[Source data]
::::::::
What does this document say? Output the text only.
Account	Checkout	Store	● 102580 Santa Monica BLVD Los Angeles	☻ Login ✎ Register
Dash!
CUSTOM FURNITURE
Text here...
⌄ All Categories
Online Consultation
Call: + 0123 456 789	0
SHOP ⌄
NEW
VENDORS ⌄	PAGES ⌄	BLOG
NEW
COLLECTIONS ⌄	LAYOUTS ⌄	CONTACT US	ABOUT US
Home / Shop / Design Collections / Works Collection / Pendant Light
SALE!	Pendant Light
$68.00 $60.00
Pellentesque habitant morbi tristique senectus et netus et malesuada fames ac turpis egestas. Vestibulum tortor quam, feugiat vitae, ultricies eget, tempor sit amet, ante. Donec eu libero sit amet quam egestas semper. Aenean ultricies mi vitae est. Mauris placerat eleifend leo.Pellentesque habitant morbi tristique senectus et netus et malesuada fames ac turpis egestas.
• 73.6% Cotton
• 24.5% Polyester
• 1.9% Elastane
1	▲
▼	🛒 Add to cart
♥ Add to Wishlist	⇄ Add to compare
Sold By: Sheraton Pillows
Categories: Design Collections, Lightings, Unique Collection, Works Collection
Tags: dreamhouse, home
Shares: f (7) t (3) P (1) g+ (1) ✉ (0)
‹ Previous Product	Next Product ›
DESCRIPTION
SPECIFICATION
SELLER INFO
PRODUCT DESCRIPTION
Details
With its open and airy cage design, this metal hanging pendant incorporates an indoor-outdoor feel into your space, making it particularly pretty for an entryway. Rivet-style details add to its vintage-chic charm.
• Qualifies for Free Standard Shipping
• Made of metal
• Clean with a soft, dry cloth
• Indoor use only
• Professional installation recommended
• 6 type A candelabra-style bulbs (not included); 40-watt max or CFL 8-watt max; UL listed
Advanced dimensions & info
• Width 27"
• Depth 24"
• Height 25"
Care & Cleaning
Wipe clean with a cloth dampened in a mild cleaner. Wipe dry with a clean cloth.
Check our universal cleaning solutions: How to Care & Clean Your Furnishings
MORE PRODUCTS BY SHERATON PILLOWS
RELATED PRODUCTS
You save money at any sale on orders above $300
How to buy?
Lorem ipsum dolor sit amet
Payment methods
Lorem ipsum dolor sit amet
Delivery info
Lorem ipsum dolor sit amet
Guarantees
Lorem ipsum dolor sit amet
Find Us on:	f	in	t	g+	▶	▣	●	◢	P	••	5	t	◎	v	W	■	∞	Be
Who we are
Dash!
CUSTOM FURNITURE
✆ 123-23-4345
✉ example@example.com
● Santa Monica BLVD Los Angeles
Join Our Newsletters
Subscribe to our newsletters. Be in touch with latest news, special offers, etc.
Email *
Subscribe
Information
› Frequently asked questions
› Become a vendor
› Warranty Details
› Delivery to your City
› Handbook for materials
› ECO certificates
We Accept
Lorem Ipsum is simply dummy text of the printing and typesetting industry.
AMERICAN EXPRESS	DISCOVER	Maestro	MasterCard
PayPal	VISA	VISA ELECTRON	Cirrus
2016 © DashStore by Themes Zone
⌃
::::::::
Make a verbatim copy of every entry shown above.

What does this document say? Output the text only.
Account	Checkout	Store	● 102580 Santa Monica BLVD Los Angeles	☻ Login ✎ Register
Dash!
CUSTOM FURNITURE
Text here...
⌄ All Categories
Online Consultation
Call: + 0123 456 789	0
SHOP ⌄
NEW
VENDORS ⌄	PAGES ⌄	BLOG
NEW
COLLECTIONS ⌄	LAYOUTS ⌄	CONTACT US	ABOUT US
Home / Shop / Design Collections / Works Collection / Pendant Light
SALE!	Pendant Light
$68.00 $60.00
Pellentesque habitant morbi tristique senectus et netus et malesuada fames ac turpis egestas. Vestibulum tortor quam, feugiat vitae, ultricies eget, tempor sit amet, ante. Donec eu libero sit amet quam egestas semper. Aenean ultricies mi vitae est. Mauris placerat eleifend leo.Pellentesque habitant morbi tristique senectus et netus et malesuada fames ac turpis egestas.
• 73.6% Cotton
• 24.5% Polyester
• 1.9% Elastane
1	▲
▼	🛒 Add to cart
♥ Add to Wishlist	⇄ Add to compare
Sold By: Sheraton Pillows
Categories: Design Collections, Lightings, Unique Collection, Works Collection
Tags: dreamhouse, home
Shares: f (7) t (3) P (1) g+ (1) ✉ (0)
‹ Previous Product	Next Product ›
DESCRIPTION
SPECIFICATION
SELLER INFO
PRODUCT DESCRIPTION
Details
With its open and airy cage design, this metal hanging pendant incorporates an indoor-outdoor feel into your space, making it particularly pretty for an entryway. Rivet-style details add to its vintage-chic charm.
• Qualifies for Free Standard Shipping
• Made of metal
• Clean with a soft, dry cloth
• Indoor use only
• Professional installation recommended
• 6 type A candelabra-style bulbs (not included); 40-watt max or CFL 8-watt max; UL listed
Advanced dimensions & info
• Width 27"
• Depth 24"
• Height 25"
Care & Cleaning
Wipe clean with a cloth dampened in a mild cleaner. Wipe dry with a clean cloth.
Check our universal cleaning solutions: How to Care & Clean Your Furnishings
MORE PRODUCTS BY SHERATON PILLOWS
RELATED PRODUCTS
You save money at any sale on orders above $300
How to buy?
Lorem ipsum dolor sit amet
Payment methods
Lorem ipsum dolor sit amet
Delivery info
Lorem ipsum dolor sit amet
Guarantees
Lorem ipsum dolor sit amet
Find Us on:	f	in	t	g+	▶	▣	●	◢	P	••	5	t	◎	v	W	■	∞	Be
Who we are
Dash!
CUSTOM FURNITURE
✆ 123-23-4345
✉ example@example.com
● Santa Monica BLVD Los Angeles
Join Our Newsletters
Subscribe to our newsletters. Be in touch with latest news, special offers, etc.
Email *
Subscribe
Information
› Frequently asked questions
› Become a vendor
› Warranty Details
› Delivery to your City
› Handbook for materials
› ECO certificates
We Accept
Lorem Ipsum is simply dummy text of the printing and typesetting industry.
AMERICAN EXPRESS	DISCOVER	Maestro	MasterCard
PayPal	VISA	VISA ELECTRON	Cirrus
2016 © DashStore by Themes Zone
⌃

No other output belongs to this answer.